What the task asks —
Exclude the pictures, then copy all remaining records exactly.

-- -- --

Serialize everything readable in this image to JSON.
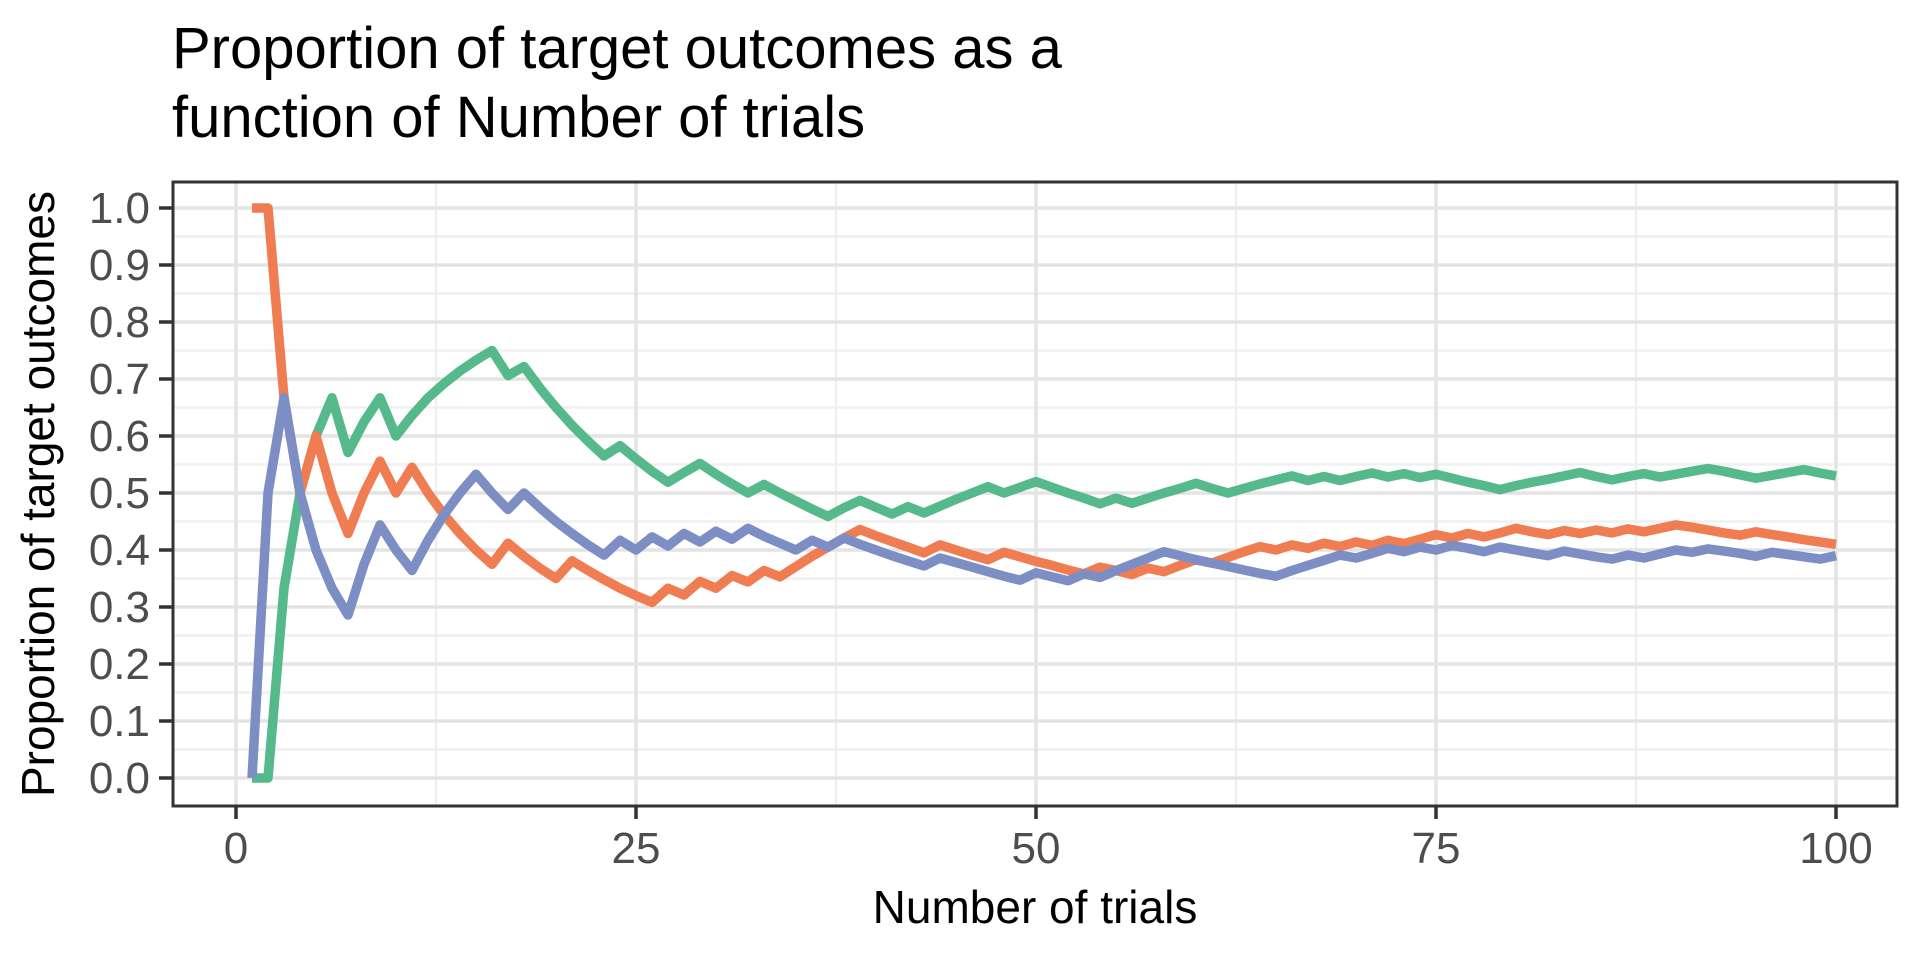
{
  "title": {
    "line1": "Proportion of target outcomes as a",
    "line2": "function of Number of trials"
  },
  "axes": {
    "x": {
      "label": "Number of trials",
      "tick_values": [
        0,
        25,
        50,
        75,
        100
      ],
      "tick_labels": [
        "0",
        "25",
        "50",
        "75",
        "100"
      ],
      "minor_ticks": [
        12.5,
        37.5,
        62.5,
        87.5
      ]
    },
    "y": {
      "label": "Proportion of target outcomes",
      "tick_values": [
        0.0,
        0.1,
        0.2,
        0.3,
        0.4,
        0.5,
        0.6,
        0.7,
        0.8,
        0.9,
        1.0
      ],
      "tick_labels": [
        "0.0",
        "0.1",
        "0.2",
        "0.3",
        "0.4",
        "0.5",
        "0.6",
        "0.7",
        "0.8",
        "0.9",
        "1.0"
      ],
      "minor_ticks": [
        0.05,
        0.15,
        0.25,
        0.35,
        0.45,
        0.55,
        0.65,
        0.75,
        0.85,
        0.95
      ]
    }
  },
  "chart_data": {
    "type": "line",
    "title": "Proportion of target outcomes as a function of Number of trials",
    "xlabel": "Number of trials",
    "ylabel": "Proportion of target outcomes",
    "xlim": [
      -4,
      104
    ],
    "ylim": [
      -0.05,
      1.05
    ],
    "grid": "major-and-minor",
    "legend": "none",
    "x": [
      1,
      2,
      3,
      4,
      5,
      6,
      7,
      8,
      9,
      10,
      11,
      12,
      13,
      14,
      15,
      16,
      17,
      18,
      19,
      20,
      21,
      22,
      23,
      24,
      25,
      26,
      27,
      28,
      29,
      30,
      31,
      32,
      33,
      34,
      35,
      36,
      37,
      38,
      39,
      40,
      41,
      42,
      43,
      44,
      45,
      46,
      47,
      48,
      49,
      50,
      51,
      52,
      53,
      54,
      55,
      56,
      57,
      58,
      59,
      60,
      61,
      62,
      63,
      64,
      65,
      66,
      67,
      68,
      69,
      70,
      71,
      72,
      73,
      74,
      75,
      76,
      77,
      78,
      79,
      80,
      81,
      82,
      83,
      84,
      85,
      86,
      87,
      88,
      89,
      90,
      91,
      92,
      93,
      94,
      95,
      96,
      97,
      98,
      99,
      100
    ],
    "series": [
      {
        "name": "green",
        "color": "#55B98C",
        "values": [
          0.0,
          0.0,
          0.333,
          0.5,
          0.6,
          0.667,
          0.571,
          0.625,
          0.667,
          0.6,
          0.636,
          0.667,
          0.692,
          0.714,
          0.733,
          0.75,
          0.706,
          0.722,
          0.684,
          0.65,
          0.619,
          0.591,
          0.565,
          0.583,
          0.56,
          0.538,
          0.519,
          0.536,
          0.552,
          0.533,
          0.516,
          0.5,
          0.515,
          0.5,
          0.486,
          0.472,
          0.459,
          0.474,
          0.487,
          0.475,
          0.463,
          0.476,
          0.465,
          0.477,
          0.489,
          0.5,
          0.511,
          0.5,
          0.51,
          0.52,
          0.51,
          0.5,
          0.491,
          0.481,
          0.491,
          0.482,
          0.491,
          0.5,
          0.508,
          0.517,
          0.508,
          0.5,
          0.508,
          0.516,
          0.523,
          0.53,
          0.522,
          0.529,
          0.522,
          0.529,
          0.535,
          0.528,
          0.534,
          0.527,
          0.533,
          0.526,
          0.519,
          0.513,
          0.506,
          0.513,
          0.519,
          0.524,
          0.53,
          0.536,
          0.529,
          0.523,
          0.529,
          0.534,
          0.528,
          0.533,
          0.538,
          0.543,
          0.538,
          0.532,
          0.526,
          0.531,
          0.536,
          0.541,
          0.535,
          0.53
        ]
      },
      {
        "name": "orange",
        "color": "#F07C52",
        "values": [
          1.0,
          1.0,
          0.667,
          0.5,
          0.6,
          0.5,
          0.429,
          0.5,
          0.556,
          0.5,
          0.545,
          0.5,
          0.462,
          0.429,
          0.4,
          0.375,
          0.412,
          0.389,
          0.368,
          0.35,
          0.381,
          0.364,
          0.348,
          0.333,
          0.32,
          0.308,
          0.333,
          0.321,
          0.345,
          0.333,
          0.355,
          0.344,
          0.364,
          0.353,
          0.371,
          0.389,
          0.405,
          0.421,
          0.436,
          0.425,
          0.415,
          0.405,
          0.395,
          0.409,
          0.4,
          0.391,
          0.383,
          0.396,
          0.388,
          0.38,
          0.373,
          0.365,
          0.358,
          0.37,
          0.364,
          0.357,
          0.368,
          0.362,
          0.373,
          0.383,
          0.377,
          0.387,
          0.397,
          0.406,
          0.4,
          0.409,
          0.403,
          0.412,
          0.406,
          0.414,
          0.408,
          0.417,
          0.411,
          0.419,
          0.427,
          0.421,
          0.429,
          0.423,
          0.43,
          0.438,
          0.432,
          0.427,
          0.434,
          0.429,
          0.435,
          0.43,
          0.437,
          0.432,
          0.438,
          0.444,
          0.44,
          0.435,
          0.43,
          0.426,
          0.432,
          0.427,
          0.423,
          0.418,
          0.414,
          0.41
        ]
      },
      {
        "name": "blue",
        "color": "#7D8EC4",
        "values": [
          0.0,
          0.5,
          0.667,
          0.5,
          0.4,
          0.333,
          0.286,
          0.375,
          0.444,
          0.4,
          0.364,
          0.417,
          0.462,
          0.5,
          0.533,
          0.5,
          0.471,
          0.5,
          0.474,
          0.45,
          0.429,
          0.409,
          0.391,
          0.417,
          0.4,
          0.423,
          0.407,
          0.429,
          0.414,
          0.433,
          0.419,
          0.438,
          0.424,
          0.412,
          0.4,
          0.417,
          0.405,
          0.421,
          0.41,
          0.4,
          0.39,
          0.381,
          0.372,
          0.386,
          0.378,
          0.37,
          0.362,
          0.354,
          0.347,
          0.36,
          0.353,
          0.346,
          0.358,
          0.352,
          0.364,
          0.375,
          0.386,
          0.397,
          0.39,
          0.383,
          0.377,
          0.371,
          0.365,
          0.359,
          0.354,
          0.364,
          0.373,
          0.382,
          0.391,
          0.386,
          0.394,
          0.403,
          0.397,
          0.405,
          0.4,
          0.408,
          0.403,
          0.397,
          0.405,
          0.4,
          0.395,
          0.39,
          0.398,
          0.393,
          0.388,
          0.384,
          0.391,
          0.386,
          0.393,
          0.4,
          0.396,
          0.402,
          0.398,
          0.394,
          0.389,
          0.396,
          0.392,
          0.388,
          0.384,
          0.39
        ]
      }
    ],
    "style": {
      "background": "#FFFFFF",
      "panel_border": "#333333",
      "grid_major": "#E4E4E4",
      "grid_minor": "#F0F0F0",
      "tick_color": "#333333",
      "tick_text_color": "#4D4D4D",
      "line_width": 9.5
    }
  }
}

-- -- --

Response below —
Serialize everything readable in this image to JSON.
{
  "title": {
    "line1": "Proportion of target outcomes as a",
    "line2": "function of Number of trials"
  },
  "axes": {
    "x": {
      "label": "Number of trials",
      "tick_values": [
        0,
        25,
        50,
        75,
        100
      ],
      "tick_labels": [
        "0",
        "25",
        "50",
        "75",
        "100"
      ],
      "minor_ticks": [
        12.5,
        37.5,
        62.5,
        87.5
      ]
    },
    "y": {
      "label": "Proportion of target outcomes",
      "tick_values": [
        0.0,
        0.1,
        0.2,
        0.3,
        0.4,
        0.5,
        0.6,
        0.7,
        0.8,
        0.9,
        1.0
      ],
      "tick_labels": [
        "0.0",
        "0.1",
        "0.2",
        "0.3",
        "0.4",
        "0.5",
        "0.6",
        "0.7",
        "0.8",
        "0.9",
        "1.0"
      ],
      "minor_ticks": [
        0.05,
        0.15,
        0.25,
        0.35,
        0.45,
        0.55,
        0.65,
        0.75,
        0.85,
        0.95
      ]
    }
  },
  "chart_data": {
    "type": "line",
    "title": "Proportion of target outcomes as a function of Number of trials",
    "xlabel": "Number of trials",
    "ylabel": "Proportion of target outcomes",
    "xlim": [
      -4,
      104
    ],
    "ylim": [
      -0.05,
      1.05
    ],
    "grid": "major-and-minor",
    "legend": "none",
    "x": [
      1,
      2,
      3,
      4,
      5,
      6,
      7,
      8,
      9,
      10,
      11,
      12,
      13,
      14,
      15,
      16,
      17,
      18,
      19,
      20,
      21,
      22,
      23,
      24,
      25,
      26,
      27,
      28,
      29,
      30,
      31,
      32,
      33,
      34,
      35,
      36,
      37,
      38,
      39,
      40,
      41,
      42,
      43,
      44,
      45,
      46,
      47,
      48,
      49,
      50,
      51,
      52,
      53,
      54,
      55,
      56,
      57,
      58,
      59,
      60,
      61,
      62,
      63,
      64,
      65,
      66,
      67,
      68,
      69,
      70,
      71,
      72,
      73,
      74,
      75,
      76,
      77,
      78,
      79,
      80,
      81,
      82,
      83,
      84,
      85,
      86,
      87,
      88,
      89,
      90,
      91,
      92,
      93,
      94,
      95,
      96,
      97,
      98,
      99,
      100
    ],
    "series": [
      {
        "name": "green",
        "color": "#55B98C",
        "values": [
          0.0,
          0.0,
          0.333,
          0.5,
          0.6,
          0.667,
          0.571,
          0.625,
          0.667,
          0.6,
          0.636,
          0.667,
          0.692,
          0.714,
          0.733,
          0.75,
          0.706,
          0.722,
          0.684,
          0.65,
          0.619,
          0.591,
          0.565,
          0.583,
          0.56,
          0.538,
          0.519,
          0.536,
          0.552,
          0.533,
          0.516,
          0.5,
          0.515,
          0.5,
          0.486,
          0.472,
          0.459,
          0.474,
          0.487,
          0.475,
          0.463,
          0.476,
          0.465,
          0.477,
          0.489,
          0.5,
          0.511,
          0.5,
          0.51,
          0.52,
          0.51,
          0.5,
          0.491,
          0.481,
          0.491,
          0.482,
          0.491,
          0.5,
          0.508,
          0.517,
          0.508,
          0.5,
          0.508,
          0.516,
          0.523,
          0.53,
          0.522,
          0.529,
          0.522,
          0.529,
          0.535,
          0.528,
          0.534,
          0.527,
          0.533,
          0.526,
          0.519,
          0.513,
          0.506,
          0.513,
          0.519,
          0.524,
          0.53,
          0.536,
          0.529,
          0.523,
          0.529,
          0.534,
          0.528,
          0.533,
          0.538,
          0.543,
          0.538,
          0.532,
          0.526,
          0.531,
          0.536,
          0.541,
          0.535,
          0.53
        ]
      },
      {
        "name": "orange",
        "color": "#F07C52",
        "values": [
          1.0,
          1.0,
          0.667,
          0.5,
          0.6,
          0.5,
          0.429,
          0.5,
          0.556,
          0.5,
          0.545,
          0.5,
          0.462,
          0.429,
          0.4,
          0.375,
          0.412,
          0.389,
          0.368,
          0.35,
          0.381,
          0.364,
          0.348,
          0.333,
          0.32,
          0.308,
          0.333,
          0.321,
          0.345,
          0.333,
          0.355,
          0.344,
          0.364,
          0.353,
          0.371,
          0.389,
          0.405,
          0.421,
          0.436,
          0.425,
          0.415,
          0.405,
          0.395,
          0.409,
          0.4,
          0.391,
          0.383,
          0.396,
          0.388,
          0.38,
          0.373,
          0.365,
          0.358,
          0.37,
          0.364,
          0.357,
          0.368,
          0.362,
          0.373,
          0.383,
          0.377,
          0.387,
          0.397,
          0.406,
          0.4,
          0.409,
          0.403,
          0.412,
          0.406,
          0.414,
          0.408,
          0.417,
          0.411,
          0.419,
          0.427,
          0.421,
          0.429,
          0.423,
          0.43,
          0.438,
          0.432,
          0.427,
          0.434,
          0.429,
          0.435,
          0.43,
          0.437,
          0.432,
          0.438,
          0.444,
          0.44,
          0.435,
          0.43,
          0.426,
          0.432,
          0.427,
          0.423,
          0.418,
          0.414,
          0.41
        ]
      },
      {
        "name": "blue",
        "color": "#7D8EC4",
        "values": [
          0.0,
          0.5,
          0.667,
          0.5,
          0.4,
          0.333,
          0.286,
          0.375,
          0.444,
          0.4,
          0.364,
          0.417,
          0.462,
          0.5,
          0.533,
          0.5,
          0.471,
          0.5,
          0.474,
          0.45,
          0.429,
          0.409,
          0.391,
          0.417,
          0.4,
          0.423,
          0.407,
          0.429,
          0.414,
          0.433,
          0.419,
          0.438,
          0.424,
          0.412,
          0.4,
          0.417,
          0.405,
          0.421,
          0.41,
          0.4,
          0.39,
          0.381,
          0.372,
          0.386,
          0.378,
          0.37,
          0.362,
          0.354,
          0.347,
          0.36,
          0.353,
          0.346,
          0.358,
          0.352,
          0.364,
          0.375,
          0.386,
          0.397,
          0.39,
          0.383,
          0.377,
          0.371,
          0.365,
          0.359,
          0.354,
          0.364,
          0.373,
          0.382,
          0.391,
          0.386,
          0.394,
          0.403,
          0.397,
          0.405,
          0.4,
          0.408,
          0.403,
          0.397,
          0.405,
          0.4,
          0.395,
          0.39,
          0.398,
          0.393,
          0.388,
          0.384,
          0.391,
          0.386,
          0.393,
          0.4,
          0.396,
          0.402,
          0.398,
          0.394,
          0.389,
          0.396,
          0.392,
          0.388,
          0.384,
          0.39
        ]
      }
    ],
    "style": {
      "background": "#FFFFFF",
      "panel_border": "#333333",
      "grid_major": "#E4E4E4",
      "grid_minor": "#F0F0F0",
      "tick_color": "#333333",
      "tick_text_color": "#4D4D4D",
      "line_width": 9.5
    }
  }
}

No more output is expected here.